Data rows
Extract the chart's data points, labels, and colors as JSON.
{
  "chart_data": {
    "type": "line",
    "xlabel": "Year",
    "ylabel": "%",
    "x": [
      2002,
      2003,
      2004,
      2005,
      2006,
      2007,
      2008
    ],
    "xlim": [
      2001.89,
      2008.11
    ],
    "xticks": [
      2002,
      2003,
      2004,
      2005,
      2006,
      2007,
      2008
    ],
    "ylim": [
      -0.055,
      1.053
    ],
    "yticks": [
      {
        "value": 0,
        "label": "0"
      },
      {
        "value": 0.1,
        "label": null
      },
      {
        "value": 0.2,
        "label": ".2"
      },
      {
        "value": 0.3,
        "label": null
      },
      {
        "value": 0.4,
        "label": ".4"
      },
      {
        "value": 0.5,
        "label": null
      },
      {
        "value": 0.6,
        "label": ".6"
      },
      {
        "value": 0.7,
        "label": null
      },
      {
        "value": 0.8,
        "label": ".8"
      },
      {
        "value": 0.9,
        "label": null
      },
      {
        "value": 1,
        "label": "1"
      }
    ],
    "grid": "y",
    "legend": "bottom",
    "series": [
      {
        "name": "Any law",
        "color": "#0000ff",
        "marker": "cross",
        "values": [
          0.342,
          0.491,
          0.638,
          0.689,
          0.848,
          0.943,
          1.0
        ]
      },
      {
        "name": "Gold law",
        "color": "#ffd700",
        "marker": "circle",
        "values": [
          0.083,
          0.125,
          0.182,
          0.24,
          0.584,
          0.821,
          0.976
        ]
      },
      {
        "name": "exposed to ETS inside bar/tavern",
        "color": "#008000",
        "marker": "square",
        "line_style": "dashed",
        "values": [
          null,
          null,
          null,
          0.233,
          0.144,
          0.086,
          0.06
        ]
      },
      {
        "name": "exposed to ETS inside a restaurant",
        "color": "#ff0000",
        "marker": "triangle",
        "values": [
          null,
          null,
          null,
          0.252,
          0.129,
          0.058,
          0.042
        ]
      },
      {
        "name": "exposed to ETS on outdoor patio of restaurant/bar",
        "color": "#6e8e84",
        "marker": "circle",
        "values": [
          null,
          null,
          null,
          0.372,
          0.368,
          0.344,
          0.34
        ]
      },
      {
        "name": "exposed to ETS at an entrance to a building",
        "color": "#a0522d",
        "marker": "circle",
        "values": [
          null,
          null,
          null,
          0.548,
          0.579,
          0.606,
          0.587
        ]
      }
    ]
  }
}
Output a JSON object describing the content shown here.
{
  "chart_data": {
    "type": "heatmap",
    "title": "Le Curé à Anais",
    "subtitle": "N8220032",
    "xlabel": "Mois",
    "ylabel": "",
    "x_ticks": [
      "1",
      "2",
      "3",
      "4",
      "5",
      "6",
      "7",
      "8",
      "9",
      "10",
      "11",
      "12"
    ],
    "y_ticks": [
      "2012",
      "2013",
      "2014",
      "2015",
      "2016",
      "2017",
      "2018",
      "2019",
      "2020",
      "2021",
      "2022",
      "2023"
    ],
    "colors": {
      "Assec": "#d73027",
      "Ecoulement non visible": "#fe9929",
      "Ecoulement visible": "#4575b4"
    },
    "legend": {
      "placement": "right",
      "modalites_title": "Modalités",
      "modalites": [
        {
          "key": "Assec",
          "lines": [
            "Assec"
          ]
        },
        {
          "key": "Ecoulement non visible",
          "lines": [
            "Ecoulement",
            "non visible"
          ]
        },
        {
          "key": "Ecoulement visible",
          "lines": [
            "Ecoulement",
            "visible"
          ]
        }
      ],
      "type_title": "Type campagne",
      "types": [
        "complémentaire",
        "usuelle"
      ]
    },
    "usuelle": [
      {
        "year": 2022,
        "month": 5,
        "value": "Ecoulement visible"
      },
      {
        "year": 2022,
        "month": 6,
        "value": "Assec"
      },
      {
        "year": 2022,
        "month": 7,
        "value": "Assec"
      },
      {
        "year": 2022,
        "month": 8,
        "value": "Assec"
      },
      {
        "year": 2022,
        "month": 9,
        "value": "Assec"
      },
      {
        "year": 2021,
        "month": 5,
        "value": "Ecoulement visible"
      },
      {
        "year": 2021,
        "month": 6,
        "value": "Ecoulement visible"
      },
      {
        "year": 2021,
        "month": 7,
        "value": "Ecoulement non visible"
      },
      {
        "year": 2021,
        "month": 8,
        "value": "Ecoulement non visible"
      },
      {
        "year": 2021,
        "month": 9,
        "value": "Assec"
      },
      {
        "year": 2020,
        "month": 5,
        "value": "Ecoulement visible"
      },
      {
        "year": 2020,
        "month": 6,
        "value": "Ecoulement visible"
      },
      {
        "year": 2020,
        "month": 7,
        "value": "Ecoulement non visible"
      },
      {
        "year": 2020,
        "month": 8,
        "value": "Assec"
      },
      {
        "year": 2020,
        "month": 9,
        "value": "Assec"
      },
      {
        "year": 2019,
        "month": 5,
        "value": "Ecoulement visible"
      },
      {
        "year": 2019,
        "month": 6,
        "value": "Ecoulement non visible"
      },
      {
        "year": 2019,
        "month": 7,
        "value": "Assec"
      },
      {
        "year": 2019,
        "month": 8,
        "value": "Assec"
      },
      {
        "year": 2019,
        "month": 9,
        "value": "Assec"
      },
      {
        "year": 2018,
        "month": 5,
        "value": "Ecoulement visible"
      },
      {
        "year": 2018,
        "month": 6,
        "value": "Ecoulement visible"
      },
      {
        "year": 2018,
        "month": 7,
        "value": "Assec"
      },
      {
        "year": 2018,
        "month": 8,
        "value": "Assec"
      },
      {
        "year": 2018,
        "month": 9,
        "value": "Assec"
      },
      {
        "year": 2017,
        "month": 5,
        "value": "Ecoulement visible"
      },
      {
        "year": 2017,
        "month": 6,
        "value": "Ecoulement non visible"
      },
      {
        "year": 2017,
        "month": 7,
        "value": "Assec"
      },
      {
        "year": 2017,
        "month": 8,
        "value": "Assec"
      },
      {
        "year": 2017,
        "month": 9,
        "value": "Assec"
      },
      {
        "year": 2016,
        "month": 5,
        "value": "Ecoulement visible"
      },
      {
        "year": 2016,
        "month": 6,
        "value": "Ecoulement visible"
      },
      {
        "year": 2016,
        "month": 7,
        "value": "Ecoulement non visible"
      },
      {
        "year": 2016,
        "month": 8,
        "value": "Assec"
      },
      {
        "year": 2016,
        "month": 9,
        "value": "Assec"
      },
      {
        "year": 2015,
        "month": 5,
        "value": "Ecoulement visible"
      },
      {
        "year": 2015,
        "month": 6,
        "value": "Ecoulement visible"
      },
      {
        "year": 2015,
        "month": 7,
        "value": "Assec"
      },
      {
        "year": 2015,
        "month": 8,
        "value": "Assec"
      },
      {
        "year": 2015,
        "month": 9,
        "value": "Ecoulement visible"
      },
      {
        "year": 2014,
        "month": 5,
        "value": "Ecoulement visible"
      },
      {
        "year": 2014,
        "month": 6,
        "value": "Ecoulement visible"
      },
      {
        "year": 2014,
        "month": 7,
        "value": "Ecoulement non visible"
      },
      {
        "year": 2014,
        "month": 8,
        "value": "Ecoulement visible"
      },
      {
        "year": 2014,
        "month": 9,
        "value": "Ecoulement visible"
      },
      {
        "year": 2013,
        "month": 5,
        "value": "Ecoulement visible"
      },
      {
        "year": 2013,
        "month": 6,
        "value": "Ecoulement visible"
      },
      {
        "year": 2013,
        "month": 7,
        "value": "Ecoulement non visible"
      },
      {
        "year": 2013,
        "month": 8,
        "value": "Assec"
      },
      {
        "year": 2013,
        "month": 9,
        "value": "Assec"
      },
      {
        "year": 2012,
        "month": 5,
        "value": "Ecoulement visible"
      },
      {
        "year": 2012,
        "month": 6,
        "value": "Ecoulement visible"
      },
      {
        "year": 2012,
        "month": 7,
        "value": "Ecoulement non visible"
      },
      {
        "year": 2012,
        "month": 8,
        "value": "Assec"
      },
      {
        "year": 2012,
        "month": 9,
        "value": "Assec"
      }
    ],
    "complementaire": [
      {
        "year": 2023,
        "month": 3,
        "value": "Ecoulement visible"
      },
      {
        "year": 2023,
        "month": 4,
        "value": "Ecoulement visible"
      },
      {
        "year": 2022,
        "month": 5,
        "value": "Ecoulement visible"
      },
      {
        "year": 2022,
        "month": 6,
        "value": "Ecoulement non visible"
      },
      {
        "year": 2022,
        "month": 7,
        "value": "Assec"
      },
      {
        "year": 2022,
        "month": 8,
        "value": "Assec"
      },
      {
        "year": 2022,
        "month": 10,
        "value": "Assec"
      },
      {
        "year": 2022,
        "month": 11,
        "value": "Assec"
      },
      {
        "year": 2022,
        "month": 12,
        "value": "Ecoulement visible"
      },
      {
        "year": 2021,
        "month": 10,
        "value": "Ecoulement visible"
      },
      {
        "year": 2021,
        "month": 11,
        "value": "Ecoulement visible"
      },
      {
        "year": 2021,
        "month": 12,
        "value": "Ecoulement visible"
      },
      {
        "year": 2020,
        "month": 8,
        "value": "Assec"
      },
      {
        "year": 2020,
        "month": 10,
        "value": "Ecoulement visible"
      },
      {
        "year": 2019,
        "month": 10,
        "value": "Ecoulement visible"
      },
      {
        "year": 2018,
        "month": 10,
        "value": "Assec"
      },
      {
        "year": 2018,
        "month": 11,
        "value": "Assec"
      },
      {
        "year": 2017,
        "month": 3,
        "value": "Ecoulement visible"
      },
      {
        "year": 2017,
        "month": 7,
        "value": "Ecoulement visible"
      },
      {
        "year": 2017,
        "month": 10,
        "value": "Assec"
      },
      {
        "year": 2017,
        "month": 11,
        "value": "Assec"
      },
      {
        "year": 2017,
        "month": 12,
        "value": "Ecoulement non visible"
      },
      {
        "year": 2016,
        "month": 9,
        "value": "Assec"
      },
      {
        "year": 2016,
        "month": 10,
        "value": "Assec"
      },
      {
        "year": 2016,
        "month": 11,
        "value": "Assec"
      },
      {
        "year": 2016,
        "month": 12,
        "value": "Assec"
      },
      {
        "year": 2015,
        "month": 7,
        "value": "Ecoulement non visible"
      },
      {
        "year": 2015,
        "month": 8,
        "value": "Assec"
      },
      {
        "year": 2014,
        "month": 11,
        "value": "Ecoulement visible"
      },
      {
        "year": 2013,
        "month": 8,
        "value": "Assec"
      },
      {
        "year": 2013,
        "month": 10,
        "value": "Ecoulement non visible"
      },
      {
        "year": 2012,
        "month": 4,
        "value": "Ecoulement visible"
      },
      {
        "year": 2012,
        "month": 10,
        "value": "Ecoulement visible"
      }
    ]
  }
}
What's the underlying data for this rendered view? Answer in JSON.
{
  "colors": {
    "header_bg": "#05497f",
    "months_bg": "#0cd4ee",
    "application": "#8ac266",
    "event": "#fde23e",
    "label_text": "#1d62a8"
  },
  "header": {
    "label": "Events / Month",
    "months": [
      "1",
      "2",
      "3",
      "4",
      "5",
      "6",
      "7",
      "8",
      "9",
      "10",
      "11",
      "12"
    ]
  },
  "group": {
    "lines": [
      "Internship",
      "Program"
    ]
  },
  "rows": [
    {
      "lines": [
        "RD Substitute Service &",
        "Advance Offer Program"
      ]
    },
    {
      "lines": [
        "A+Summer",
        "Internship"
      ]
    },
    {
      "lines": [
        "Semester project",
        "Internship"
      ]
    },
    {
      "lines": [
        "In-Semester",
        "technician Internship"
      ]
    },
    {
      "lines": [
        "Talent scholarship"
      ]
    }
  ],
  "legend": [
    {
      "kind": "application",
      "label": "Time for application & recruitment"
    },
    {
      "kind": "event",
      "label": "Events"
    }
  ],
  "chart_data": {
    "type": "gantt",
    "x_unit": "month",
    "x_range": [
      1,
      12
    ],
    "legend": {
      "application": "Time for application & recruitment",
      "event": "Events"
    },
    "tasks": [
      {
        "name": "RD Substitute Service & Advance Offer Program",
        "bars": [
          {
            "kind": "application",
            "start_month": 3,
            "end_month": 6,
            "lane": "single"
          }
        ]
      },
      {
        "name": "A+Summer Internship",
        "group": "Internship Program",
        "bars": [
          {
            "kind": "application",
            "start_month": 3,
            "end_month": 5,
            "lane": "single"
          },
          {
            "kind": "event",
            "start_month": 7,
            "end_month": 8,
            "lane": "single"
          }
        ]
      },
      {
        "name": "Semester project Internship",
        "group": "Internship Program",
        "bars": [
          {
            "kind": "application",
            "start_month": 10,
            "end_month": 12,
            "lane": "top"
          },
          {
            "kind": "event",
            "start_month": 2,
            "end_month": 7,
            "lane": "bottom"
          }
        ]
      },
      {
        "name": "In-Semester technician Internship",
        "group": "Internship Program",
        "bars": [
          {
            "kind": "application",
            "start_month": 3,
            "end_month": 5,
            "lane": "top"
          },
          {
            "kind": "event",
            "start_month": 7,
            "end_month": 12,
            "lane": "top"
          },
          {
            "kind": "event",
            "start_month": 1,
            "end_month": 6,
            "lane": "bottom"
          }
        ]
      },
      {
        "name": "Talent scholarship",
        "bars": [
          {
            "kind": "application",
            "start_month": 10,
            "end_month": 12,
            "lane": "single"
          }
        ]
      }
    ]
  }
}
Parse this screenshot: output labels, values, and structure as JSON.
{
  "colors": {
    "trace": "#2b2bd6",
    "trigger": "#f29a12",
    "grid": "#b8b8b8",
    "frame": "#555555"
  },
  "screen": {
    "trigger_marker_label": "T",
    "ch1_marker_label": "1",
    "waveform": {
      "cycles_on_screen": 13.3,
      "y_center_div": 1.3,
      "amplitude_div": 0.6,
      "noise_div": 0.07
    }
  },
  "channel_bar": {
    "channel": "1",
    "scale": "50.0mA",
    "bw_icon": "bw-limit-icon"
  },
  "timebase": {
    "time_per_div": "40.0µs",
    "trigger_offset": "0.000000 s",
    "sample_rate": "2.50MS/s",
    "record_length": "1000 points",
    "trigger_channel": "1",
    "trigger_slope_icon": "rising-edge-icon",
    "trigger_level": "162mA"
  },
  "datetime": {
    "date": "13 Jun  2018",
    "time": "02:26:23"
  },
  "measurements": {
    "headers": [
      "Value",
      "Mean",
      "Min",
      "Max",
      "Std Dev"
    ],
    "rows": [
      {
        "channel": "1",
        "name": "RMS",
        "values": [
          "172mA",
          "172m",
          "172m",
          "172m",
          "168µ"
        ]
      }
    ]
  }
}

Aim of the exercise
Lines of the material that contain the word "inside" are to be gathered.

Task response
        "name": "exposed to ETS inside bar/tavern",
        "name": "exposed to ETS inside a restaurant",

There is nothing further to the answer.